Filter these entries so that only lines with the word "name" remain.

start Data to process

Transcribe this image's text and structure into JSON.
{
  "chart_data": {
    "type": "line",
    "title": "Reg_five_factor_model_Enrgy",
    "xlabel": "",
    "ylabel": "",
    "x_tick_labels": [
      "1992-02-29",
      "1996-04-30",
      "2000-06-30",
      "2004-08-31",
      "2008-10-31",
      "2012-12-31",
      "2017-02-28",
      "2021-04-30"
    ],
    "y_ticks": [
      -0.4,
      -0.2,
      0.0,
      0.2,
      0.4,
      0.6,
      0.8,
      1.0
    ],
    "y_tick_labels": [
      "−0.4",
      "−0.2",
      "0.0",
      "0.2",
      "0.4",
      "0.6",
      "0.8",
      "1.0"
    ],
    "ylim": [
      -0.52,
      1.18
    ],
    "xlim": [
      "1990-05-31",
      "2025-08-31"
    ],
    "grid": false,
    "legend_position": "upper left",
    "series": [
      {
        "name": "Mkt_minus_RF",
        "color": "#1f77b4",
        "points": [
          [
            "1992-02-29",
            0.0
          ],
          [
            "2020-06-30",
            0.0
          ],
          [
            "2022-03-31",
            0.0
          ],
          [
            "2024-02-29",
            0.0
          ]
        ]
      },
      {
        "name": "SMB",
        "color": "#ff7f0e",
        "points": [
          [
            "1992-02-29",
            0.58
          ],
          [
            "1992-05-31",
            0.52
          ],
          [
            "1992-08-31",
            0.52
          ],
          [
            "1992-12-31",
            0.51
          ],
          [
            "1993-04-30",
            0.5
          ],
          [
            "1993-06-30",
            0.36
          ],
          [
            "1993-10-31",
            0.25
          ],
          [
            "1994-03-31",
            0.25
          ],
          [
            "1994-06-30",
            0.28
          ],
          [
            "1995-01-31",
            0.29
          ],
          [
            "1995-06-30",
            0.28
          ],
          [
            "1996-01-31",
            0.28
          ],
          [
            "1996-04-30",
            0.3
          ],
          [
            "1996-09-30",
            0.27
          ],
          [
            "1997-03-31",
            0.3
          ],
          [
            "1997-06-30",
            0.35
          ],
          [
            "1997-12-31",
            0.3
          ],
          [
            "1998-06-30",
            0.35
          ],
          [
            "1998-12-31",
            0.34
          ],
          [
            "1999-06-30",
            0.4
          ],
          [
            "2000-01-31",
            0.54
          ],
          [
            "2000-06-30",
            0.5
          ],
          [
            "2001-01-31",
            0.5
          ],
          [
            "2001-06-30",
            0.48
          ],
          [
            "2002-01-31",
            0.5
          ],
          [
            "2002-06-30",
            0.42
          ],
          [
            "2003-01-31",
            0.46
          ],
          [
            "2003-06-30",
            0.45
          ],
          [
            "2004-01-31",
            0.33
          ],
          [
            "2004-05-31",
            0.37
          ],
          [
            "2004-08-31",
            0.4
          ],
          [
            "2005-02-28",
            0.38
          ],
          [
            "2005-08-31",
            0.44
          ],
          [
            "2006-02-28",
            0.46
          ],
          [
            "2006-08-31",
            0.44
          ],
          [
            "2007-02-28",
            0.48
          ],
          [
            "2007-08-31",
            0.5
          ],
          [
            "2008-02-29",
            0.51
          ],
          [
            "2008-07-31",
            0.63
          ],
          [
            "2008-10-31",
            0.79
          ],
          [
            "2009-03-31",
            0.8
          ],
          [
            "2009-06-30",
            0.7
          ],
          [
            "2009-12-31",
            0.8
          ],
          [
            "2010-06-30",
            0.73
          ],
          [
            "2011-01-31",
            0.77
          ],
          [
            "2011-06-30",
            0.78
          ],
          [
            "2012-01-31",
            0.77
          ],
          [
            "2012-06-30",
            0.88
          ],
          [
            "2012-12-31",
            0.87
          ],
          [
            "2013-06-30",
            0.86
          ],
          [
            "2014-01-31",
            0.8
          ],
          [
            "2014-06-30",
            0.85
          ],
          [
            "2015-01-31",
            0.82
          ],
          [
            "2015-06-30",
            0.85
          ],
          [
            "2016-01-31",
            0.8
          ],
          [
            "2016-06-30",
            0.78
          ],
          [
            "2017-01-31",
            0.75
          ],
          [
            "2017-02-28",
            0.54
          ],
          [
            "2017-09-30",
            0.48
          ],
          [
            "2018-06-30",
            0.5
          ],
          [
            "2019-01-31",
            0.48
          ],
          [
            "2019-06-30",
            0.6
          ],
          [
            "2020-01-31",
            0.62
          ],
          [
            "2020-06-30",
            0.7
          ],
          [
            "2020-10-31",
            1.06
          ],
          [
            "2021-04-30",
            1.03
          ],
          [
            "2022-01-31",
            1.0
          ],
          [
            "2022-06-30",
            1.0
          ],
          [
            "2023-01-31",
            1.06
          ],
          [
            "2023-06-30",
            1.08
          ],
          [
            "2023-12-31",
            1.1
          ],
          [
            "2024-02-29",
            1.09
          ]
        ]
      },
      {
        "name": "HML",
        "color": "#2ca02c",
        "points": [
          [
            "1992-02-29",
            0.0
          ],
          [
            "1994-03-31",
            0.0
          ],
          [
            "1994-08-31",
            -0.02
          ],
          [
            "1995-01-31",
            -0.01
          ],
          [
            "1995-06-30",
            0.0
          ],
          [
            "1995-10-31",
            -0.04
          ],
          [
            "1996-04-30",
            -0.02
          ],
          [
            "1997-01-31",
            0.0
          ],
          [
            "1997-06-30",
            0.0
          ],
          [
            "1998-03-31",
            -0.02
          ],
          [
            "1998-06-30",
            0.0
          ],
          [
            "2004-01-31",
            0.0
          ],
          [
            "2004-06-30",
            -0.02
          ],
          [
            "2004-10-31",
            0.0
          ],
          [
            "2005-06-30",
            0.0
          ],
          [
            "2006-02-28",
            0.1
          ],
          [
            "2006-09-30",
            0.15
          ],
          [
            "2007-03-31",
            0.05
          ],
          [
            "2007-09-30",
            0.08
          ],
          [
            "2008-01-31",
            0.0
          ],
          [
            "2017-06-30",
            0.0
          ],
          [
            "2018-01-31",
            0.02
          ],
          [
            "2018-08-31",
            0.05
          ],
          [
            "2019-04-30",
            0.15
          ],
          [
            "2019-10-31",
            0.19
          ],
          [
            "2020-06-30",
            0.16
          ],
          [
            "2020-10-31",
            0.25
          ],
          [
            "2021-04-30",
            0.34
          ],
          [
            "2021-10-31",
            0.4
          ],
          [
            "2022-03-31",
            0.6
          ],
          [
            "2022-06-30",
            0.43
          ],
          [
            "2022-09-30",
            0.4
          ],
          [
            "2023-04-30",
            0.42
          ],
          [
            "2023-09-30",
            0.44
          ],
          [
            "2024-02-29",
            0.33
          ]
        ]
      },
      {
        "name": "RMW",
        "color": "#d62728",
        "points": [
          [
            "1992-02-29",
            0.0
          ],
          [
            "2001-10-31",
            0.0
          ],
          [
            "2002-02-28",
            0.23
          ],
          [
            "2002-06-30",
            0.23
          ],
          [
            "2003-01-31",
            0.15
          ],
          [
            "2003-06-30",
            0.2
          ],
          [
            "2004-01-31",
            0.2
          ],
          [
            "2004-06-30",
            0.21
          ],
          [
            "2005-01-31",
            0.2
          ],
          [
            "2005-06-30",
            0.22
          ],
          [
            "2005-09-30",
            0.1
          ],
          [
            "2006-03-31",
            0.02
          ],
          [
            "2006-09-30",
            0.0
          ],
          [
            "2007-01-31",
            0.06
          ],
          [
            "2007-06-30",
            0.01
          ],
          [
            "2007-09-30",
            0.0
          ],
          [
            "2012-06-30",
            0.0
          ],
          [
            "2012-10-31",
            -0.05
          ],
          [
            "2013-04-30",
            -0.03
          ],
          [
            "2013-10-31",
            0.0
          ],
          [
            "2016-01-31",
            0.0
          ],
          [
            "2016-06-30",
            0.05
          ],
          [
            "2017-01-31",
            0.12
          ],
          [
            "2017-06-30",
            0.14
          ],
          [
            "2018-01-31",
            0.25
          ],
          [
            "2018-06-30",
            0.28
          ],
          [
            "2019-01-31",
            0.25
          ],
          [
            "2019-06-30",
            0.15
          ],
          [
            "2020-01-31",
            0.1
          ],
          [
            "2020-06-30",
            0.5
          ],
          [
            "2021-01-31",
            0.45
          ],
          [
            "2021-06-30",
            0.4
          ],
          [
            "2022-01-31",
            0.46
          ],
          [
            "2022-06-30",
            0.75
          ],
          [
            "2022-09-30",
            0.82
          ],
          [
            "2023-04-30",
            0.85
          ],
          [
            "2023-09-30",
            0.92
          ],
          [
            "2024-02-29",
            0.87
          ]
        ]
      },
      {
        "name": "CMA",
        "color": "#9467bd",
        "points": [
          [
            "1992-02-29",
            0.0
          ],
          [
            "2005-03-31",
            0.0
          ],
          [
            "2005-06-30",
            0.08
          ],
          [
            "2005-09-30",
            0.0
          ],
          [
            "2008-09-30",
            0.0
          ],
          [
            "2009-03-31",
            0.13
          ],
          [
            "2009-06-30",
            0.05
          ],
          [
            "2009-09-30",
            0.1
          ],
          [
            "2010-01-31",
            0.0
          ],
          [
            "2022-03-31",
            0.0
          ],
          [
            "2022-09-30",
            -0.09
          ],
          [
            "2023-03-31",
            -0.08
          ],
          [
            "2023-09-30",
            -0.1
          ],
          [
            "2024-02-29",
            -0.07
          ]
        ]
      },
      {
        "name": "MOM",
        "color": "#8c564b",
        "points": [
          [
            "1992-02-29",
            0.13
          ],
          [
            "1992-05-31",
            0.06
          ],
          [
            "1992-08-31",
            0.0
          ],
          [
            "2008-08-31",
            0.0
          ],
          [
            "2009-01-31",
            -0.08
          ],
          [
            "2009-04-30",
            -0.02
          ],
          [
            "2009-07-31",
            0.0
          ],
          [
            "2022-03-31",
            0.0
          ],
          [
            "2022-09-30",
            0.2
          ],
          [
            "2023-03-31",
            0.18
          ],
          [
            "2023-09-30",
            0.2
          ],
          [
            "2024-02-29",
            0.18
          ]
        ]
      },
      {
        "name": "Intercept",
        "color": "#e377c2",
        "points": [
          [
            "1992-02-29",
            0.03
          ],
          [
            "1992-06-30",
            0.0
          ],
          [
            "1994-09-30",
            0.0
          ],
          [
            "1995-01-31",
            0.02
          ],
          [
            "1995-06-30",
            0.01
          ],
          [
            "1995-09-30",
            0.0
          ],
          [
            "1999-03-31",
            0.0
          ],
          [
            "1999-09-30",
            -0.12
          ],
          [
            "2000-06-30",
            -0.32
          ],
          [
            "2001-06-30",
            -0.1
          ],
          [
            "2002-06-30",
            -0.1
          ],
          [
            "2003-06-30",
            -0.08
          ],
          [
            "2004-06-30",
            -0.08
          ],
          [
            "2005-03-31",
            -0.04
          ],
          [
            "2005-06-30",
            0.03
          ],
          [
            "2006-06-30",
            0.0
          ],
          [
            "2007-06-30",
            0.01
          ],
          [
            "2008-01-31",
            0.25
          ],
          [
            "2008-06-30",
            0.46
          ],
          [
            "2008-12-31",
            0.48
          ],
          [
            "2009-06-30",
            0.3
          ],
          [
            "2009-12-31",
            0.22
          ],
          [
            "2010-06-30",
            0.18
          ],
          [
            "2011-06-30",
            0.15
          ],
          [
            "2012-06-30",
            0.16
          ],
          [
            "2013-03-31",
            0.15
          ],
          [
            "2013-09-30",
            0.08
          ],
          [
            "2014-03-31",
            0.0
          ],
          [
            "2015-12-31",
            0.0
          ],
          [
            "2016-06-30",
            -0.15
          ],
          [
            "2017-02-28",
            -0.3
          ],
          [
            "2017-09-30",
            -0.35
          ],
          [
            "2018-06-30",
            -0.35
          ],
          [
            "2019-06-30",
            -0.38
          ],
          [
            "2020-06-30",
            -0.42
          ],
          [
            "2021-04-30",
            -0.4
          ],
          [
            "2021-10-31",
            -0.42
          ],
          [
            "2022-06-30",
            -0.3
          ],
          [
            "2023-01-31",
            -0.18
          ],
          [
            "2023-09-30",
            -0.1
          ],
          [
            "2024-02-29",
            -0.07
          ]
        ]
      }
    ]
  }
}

end Data to process

_Solved problem_
        "name": "Mkt_minus_RF",
        "name": "SMB",
        "name": "HML",
        "name": "RMW",
        "name": "CMA",
        "name": "MOM",
        "name": "Intercept",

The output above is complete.